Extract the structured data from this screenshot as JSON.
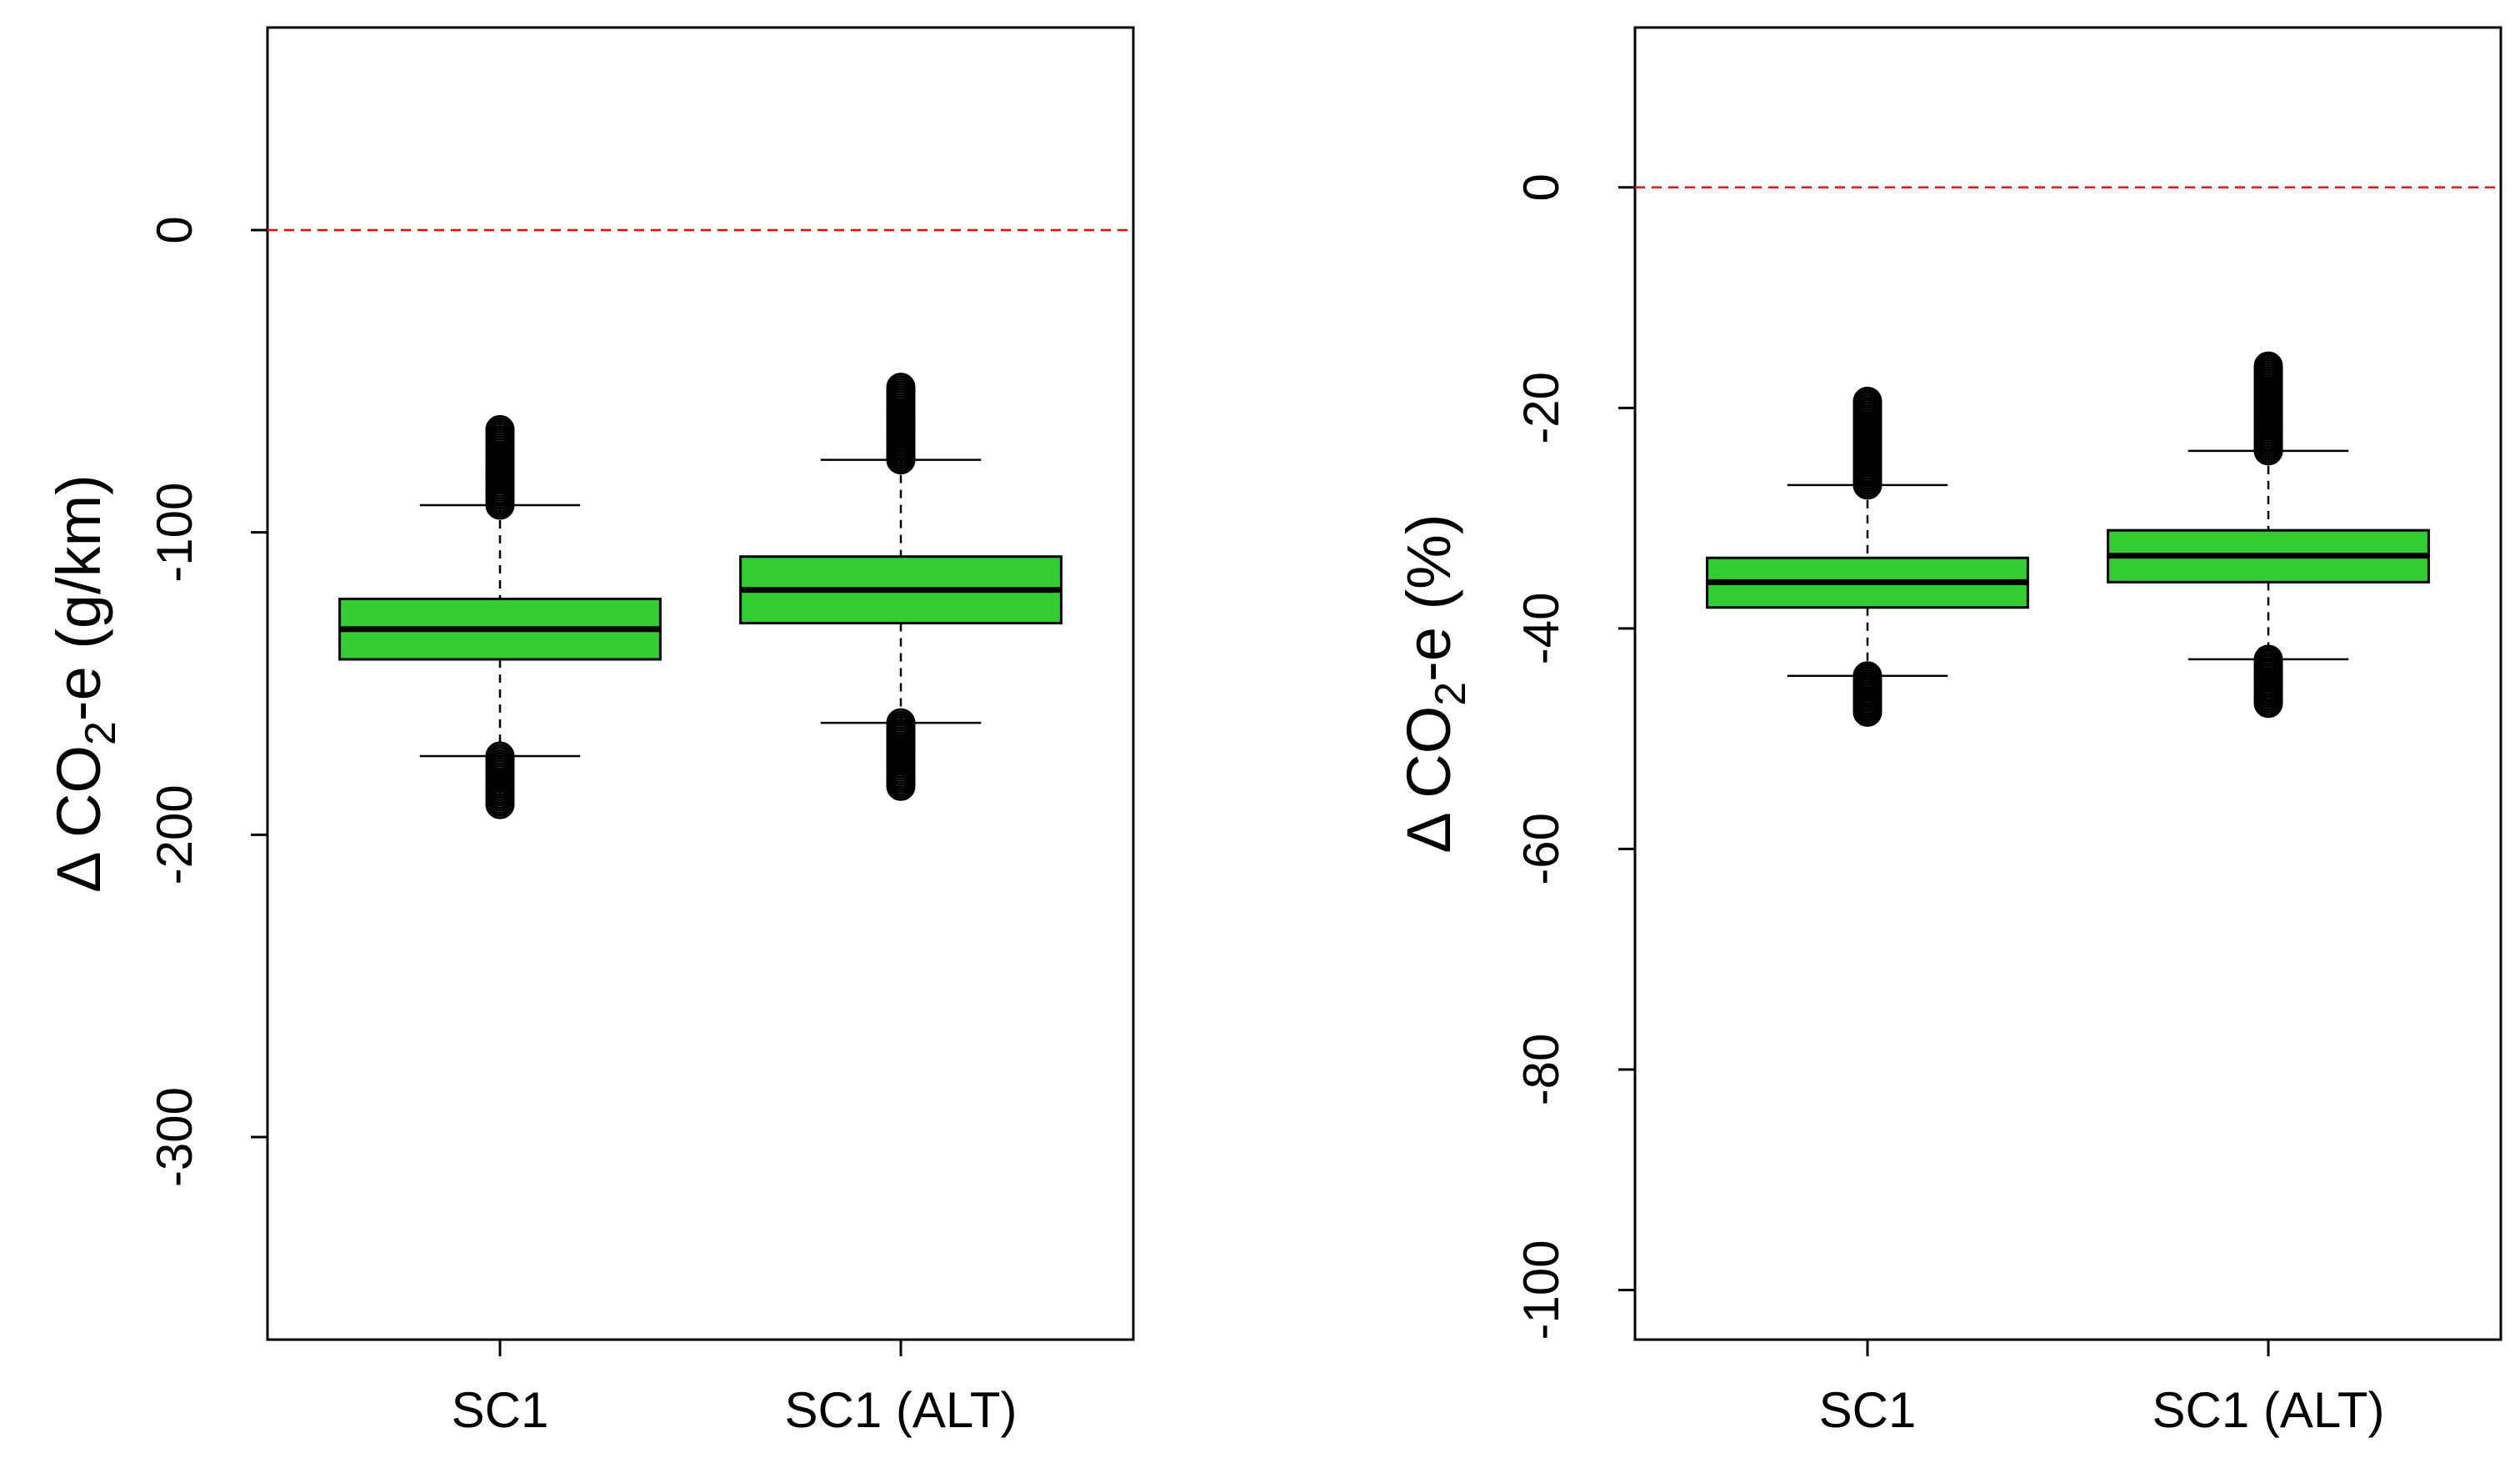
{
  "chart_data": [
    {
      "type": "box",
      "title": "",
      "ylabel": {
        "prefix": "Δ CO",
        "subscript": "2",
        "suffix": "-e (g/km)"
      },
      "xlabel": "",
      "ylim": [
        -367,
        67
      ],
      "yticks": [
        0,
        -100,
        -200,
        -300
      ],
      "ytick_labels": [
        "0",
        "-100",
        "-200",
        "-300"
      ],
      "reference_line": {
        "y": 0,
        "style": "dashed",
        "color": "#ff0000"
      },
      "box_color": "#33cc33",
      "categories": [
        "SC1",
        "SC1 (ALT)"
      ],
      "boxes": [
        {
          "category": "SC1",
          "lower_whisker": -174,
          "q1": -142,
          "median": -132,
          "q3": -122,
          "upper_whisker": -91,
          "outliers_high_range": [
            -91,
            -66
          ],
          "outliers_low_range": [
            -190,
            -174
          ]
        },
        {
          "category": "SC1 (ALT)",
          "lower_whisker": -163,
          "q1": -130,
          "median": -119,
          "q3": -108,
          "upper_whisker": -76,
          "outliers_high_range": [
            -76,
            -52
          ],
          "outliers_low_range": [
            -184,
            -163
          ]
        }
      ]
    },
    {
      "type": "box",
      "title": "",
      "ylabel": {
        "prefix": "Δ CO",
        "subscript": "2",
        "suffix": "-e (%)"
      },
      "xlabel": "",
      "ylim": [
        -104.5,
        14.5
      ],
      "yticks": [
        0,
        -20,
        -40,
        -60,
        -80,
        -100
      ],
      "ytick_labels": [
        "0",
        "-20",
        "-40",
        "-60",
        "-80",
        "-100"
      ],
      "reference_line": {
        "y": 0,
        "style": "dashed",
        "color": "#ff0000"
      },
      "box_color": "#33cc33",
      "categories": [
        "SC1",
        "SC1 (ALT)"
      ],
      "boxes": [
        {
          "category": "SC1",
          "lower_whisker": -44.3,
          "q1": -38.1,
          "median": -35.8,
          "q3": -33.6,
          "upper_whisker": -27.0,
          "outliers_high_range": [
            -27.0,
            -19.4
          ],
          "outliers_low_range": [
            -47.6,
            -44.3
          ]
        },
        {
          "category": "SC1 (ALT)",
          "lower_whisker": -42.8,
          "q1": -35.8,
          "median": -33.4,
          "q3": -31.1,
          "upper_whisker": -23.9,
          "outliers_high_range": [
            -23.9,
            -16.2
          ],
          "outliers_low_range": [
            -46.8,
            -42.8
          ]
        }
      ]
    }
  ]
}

> _What needs to be done_: A single figure is required: the number of lines above in which the word "median" occurs.

> _Task output_: 4